**EXERCISE DESCRIPTION:** What do the lines say from the one containing "Convert this screenshot" to the end of the records? Restate them word for word, and only those.

┌─ RECORD EXTRACTS

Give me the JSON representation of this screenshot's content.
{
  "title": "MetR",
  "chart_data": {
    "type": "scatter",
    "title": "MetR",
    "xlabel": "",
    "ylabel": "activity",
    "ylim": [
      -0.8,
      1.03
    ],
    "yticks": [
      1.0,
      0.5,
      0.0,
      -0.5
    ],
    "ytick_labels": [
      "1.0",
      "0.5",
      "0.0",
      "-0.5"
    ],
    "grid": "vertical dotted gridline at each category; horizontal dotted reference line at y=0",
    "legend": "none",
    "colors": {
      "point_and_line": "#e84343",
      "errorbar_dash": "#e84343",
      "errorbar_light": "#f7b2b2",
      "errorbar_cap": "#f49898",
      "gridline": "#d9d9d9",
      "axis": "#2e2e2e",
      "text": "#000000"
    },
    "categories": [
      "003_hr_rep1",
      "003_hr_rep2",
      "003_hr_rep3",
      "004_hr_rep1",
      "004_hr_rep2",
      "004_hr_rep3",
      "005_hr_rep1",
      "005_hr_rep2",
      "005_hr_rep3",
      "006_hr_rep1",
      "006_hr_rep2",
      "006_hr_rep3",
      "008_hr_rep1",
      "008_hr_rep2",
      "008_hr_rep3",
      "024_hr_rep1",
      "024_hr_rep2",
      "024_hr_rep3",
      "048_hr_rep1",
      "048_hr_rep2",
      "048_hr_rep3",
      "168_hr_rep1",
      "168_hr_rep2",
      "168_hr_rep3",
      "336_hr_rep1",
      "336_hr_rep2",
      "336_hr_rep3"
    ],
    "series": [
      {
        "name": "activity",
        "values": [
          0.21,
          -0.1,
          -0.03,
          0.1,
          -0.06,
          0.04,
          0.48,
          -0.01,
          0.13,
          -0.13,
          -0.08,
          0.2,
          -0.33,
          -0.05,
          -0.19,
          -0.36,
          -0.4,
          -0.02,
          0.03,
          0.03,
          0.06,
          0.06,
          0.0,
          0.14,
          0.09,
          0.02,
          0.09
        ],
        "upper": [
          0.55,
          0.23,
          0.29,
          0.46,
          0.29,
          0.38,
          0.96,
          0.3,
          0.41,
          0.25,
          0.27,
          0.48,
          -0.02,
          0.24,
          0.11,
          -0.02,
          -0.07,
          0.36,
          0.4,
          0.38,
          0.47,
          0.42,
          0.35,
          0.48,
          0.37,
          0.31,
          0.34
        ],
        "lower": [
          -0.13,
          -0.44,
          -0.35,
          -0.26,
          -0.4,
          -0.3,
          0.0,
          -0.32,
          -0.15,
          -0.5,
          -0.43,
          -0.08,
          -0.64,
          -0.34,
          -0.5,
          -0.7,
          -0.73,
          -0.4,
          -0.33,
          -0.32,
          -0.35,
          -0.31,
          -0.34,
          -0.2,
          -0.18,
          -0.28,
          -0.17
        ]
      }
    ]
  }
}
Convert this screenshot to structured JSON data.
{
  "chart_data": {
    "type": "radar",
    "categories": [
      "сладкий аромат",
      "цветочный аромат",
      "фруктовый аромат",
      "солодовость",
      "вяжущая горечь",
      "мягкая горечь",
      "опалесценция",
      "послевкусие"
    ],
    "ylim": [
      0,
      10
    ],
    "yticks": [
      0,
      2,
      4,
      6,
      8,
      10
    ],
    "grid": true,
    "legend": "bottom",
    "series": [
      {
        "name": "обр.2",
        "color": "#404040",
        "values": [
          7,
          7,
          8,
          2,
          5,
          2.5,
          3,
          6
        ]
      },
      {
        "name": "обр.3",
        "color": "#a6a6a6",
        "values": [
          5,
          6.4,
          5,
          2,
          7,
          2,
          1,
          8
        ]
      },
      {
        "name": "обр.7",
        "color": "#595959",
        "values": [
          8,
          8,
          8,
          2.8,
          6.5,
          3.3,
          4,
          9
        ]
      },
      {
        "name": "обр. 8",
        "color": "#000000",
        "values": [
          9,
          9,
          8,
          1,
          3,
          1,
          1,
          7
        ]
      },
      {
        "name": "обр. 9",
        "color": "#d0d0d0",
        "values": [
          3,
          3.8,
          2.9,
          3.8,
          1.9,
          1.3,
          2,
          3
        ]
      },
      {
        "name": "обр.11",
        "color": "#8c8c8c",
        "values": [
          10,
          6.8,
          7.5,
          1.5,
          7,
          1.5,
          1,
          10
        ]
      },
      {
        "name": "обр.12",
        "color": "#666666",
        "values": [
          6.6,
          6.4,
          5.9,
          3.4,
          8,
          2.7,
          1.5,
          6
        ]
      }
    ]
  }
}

└─

**RESPONSE BELOW:**
Convert this screenshot to structured JSON data.
{
  "chart_data": {
    "type": "radar",
    "categories": [
      "сладкий аромат",
      "цветочный аромат",
      "фруктовый аромат",
      "солодовость",
      "вяжущая горечь",
      "мягкая горечь",
      "опалесценция",
      "послевкусие"
    ],
    "ylim": [
      0,
      10
    ],
    "yticks": [
      0,
      2,
      4,
      6,
      8,
      10
    ],
    "grid": true,
    "legend": "bottom",
    "series": [
      {
        "name": "обр.2",
        "color": "#404040",
        "values": [
          7,
          7,
          8,
          2,
          5,
          2.5,
          3,
          6
        ]
      },
      {
        "name": "обр.3",
        "color": "#a6a6a6",
        "values": [
          5,
          6.4,
          5,
          2,
          7,
          2,
          1,
          8
        ]
      },
      {
        "name": "обр.7",
        "color": "#595959",
        "values": [
          8,
          8,
          8,
          2.8,
          6.5,
          3.3,
          4,
          9
        ]
      },
      {
        "name": "обр. 8",
        "color": "#000000",
        "values": [
          9,
          9,
          8,
          1,
          3,
          1,
          1,
          7
        ]
      },
      {
        "name": "обр. 9",
        "color": "#d0d0d0",
        "values": [
          3,
          3.8,
          2.9,
          3.8,
          1.9,
          1.3,
          2,
          3
        ]
      },
      {
        "name": "обр.11",
        "color": "#8c8c8c",
        "values": [
          10,
          6.8,
          7.5,
          1.5,
          7,
          1.5,
          1,
          10
        ]
      },
      {
        "name": "обр.12",
        "color": "#666666",
        "values": [
          6.6,
          6.4,
          5.9,
          3.4,
          8,
          2.7,
          1.5,
          6
        ]
      }
    ]
  }
}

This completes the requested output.